> **Problem requirements**: Look over the lines below. Report each one that includes the string "color".

═══

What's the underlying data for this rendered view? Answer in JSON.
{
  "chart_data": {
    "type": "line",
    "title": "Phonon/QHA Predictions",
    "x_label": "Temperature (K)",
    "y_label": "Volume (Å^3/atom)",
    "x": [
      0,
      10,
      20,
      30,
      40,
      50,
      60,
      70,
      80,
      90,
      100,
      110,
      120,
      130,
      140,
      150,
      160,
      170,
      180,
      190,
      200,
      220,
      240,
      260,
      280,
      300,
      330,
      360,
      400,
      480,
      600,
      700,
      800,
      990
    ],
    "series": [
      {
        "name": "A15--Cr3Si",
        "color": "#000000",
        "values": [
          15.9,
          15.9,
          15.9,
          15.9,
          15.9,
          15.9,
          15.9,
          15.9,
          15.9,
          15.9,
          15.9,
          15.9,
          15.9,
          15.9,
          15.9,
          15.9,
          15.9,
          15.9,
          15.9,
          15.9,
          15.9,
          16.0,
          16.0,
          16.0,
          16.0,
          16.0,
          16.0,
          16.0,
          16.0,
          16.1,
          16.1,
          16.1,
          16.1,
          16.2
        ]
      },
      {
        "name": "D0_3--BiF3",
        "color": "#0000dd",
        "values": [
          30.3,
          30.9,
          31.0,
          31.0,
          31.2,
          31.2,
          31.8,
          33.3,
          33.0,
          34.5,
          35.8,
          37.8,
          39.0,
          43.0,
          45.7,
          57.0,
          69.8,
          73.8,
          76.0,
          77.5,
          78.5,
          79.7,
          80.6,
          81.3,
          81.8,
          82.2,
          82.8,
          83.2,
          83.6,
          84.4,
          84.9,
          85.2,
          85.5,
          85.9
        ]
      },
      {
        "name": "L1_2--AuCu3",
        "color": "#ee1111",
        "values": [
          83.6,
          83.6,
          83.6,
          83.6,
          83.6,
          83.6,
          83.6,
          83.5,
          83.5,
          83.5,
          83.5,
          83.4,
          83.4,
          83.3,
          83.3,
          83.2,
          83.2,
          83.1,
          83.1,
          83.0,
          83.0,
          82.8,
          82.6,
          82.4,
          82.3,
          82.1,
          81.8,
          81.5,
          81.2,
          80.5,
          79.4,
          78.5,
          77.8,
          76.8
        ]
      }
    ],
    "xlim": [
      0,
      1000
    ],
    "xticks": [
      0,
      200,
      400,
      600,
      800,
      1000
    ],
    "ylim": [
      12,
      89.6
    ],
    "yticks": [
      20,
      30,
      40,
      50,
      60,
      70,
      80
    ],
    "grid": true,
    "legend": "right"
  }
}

═══

> **Solution to this exercise**:
        "color": "#000000",
        "color": "#0000dd",
        "color": "#ee1111",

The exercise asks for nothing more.